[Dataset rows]
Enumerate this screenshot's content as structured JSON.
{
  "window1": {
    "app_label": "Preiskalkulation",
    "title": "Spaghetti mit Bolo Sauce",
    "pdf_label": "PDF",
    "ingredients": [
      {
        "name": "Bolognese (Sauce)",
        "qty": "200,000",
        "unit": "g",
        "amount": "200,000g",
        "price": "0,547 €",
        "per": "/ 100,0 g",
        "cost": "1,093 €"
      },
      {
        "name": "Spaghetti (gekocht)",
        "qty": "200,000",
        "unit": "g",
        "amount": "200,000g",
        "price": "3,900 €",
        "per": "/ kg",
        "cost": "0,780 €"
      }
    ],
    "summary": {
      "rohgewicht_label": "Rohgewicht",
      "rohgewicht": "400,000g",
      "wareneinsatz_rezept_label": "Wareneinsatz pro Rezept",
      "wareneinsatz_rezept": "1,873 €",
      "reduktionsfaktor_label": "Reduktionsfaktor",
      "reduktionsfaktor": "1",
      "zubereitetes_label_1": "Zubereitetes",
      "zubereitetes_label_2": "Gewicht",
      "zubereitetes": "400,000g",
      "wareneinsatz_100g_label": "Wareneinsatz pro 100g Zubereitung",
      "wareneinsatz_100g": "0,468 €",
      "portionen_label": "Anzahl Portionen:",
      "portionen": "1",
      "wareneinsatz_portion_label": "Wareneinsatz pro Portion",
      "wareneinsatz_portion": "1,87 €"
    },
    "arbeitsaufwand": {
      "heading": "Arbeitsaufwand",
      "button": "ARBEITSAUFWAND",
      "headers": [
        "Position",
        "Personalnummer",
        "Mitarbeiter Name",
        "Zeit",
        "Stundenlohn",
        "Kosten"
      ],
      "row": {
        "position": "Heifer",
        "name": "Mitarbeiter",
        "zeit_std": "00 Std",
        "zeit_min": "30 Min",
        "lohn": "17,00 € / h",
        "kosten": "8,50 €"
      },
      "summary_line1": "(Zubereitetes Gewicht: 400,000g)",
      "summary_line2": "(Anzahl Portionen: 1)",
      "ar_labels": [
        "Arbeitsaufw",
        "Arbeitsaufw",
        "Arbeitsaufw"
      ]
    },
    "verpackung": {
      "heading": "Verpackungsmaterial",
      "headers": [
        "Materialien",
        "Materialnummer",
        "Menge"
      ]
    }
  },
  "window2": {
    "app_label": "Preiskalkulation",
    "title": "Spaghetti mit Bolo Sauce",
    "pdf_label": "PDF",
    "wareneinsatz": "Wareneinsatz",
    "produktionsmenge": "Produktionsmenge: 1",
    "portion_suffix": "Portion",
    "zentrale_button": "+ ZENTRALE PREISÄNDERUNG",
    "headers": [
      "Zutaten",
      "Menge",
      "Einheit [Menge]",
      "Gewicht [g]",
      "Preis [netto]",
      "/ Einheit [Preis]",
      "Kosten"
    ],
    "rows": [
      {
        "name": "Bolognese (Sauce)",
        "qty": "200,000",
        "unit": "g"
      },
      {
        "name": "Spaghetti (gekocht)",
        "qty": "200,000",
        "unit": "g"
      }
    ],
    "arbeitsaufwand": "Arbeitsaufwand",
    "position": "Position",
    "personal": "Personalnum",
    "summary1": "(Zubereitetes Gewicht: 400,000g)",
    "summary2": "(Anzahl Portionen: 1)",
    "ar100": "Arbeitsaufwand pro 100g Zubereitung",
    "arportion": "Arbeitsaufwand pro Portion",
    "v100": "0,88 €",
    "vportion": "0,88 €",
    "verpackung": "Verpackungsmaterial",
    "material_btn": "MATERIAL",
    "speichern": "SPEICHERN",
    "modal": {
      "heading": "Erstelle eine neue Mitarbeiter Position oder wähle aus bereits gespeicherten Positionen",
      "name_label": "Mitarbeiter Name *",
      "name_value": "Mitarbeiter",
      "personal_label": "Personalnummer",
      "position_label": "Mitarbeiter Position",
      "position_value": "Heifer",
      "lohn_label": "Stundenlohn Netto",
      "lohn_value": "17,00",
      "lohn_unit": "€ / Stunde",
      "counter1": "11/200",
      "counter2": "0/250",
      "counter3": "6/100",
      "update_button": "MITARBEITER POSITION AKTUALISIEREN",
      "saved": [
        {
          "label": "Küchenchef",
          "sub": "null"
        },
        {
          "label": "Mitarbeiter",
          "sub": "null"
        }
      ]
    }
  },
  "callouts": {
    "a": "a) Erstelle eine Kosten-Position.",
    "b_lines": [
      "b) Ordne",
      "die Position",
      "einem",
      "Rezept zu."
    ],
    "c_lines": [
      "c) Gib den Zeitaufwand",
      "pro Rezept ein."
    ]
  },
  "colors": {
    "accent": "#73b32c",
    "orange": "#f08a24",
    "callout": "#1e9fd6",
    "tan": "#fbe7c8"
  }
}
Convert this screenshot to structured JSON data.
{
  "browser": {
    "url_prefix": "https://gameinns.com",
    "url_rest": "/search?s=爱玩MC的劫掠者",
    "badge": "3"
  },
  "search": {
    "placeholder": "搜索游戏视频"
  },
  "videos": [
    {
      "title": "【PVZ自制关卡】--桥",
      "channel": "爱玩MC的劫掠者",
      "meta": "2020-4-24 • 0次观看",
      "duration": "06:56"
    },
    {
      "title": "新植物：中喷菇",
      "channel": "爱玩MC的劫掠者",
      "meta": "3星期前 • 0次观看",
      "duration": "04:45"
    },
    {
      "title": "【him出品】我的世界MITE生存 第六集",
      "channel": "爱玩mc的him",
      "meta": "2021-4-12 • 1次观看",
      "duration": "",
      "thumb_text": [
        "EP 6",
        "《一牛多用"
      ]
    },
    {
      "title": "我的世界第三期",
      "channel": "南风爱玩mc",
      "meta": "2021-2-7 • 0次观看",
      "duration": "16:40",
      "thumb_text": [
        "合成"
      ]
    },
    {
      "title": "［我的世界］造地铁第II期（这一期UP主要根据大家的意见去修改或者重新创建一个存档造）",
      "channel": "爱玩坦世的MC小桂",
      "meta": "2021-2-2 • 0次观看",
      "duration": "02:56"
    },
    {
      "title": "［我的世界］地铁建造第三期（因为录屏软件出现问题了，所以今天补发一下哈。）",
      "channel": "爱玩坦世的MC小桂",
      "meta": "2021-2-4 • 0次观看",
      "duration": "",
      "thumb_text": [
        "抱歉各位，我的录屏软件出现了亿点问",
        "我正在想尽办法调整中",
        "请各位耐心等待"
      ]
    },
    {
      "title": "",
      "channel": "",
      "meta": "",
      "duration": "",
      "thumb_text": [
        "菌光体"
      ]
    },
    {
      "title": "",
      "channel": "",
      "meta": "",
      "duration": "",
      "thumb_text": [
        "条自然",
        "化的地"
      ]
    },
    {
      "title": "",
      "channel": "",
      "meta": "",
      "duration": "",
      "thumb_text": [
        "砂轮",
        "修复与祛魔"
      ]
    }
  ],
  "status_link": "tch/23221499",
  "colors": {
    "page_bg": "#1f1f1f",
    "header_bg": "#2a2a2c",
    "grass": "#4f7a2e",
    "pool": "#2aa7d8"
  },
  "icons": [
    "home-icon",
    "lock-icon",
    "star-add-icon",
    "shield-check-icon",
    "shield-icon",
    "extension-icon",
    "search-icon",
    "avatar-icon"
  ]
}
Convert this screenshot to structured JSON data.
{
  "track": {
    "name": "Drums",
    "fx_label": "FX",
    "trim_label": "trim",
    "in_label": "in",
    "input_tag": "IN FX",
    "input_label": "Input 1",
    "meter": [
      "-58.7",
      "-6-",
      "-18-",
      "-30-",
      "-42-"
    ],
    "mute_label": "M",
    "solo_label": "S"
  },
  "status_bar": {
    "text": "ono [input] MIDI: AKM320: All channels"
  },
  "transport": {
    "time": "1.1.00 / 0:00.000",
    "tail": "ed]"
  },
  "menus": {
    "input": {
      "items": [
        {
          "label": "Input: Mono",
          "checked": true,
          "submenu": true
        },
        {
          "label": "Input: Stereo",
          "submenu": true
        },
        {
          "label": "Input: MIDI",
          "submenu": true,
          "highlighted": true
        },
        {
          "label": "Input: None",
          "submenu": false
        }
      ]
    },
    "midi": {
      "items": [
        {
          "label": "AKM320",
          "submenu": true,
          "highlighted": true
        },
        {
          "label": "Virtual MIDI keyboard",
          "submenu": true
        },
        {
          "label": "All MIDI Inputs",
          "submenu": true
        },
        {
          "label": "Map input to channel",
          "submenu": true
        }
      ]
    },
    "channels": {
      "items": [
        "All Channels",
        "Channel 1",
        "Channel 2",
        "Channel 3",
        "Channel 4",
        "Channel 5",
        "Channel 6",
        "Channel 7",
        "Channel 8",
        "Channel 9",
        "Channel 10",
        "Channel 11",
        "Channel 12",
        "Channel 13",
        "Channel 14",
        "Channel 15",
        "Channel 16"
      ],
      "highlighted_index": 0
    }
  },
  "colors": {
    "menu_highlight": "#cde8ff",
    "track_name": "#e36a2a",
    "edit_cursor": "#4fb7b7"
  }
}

• _Problem description_: A number is the only answer here: how many lines of the material above contain "Personalnummer"?

• _Response to the exercise_: 2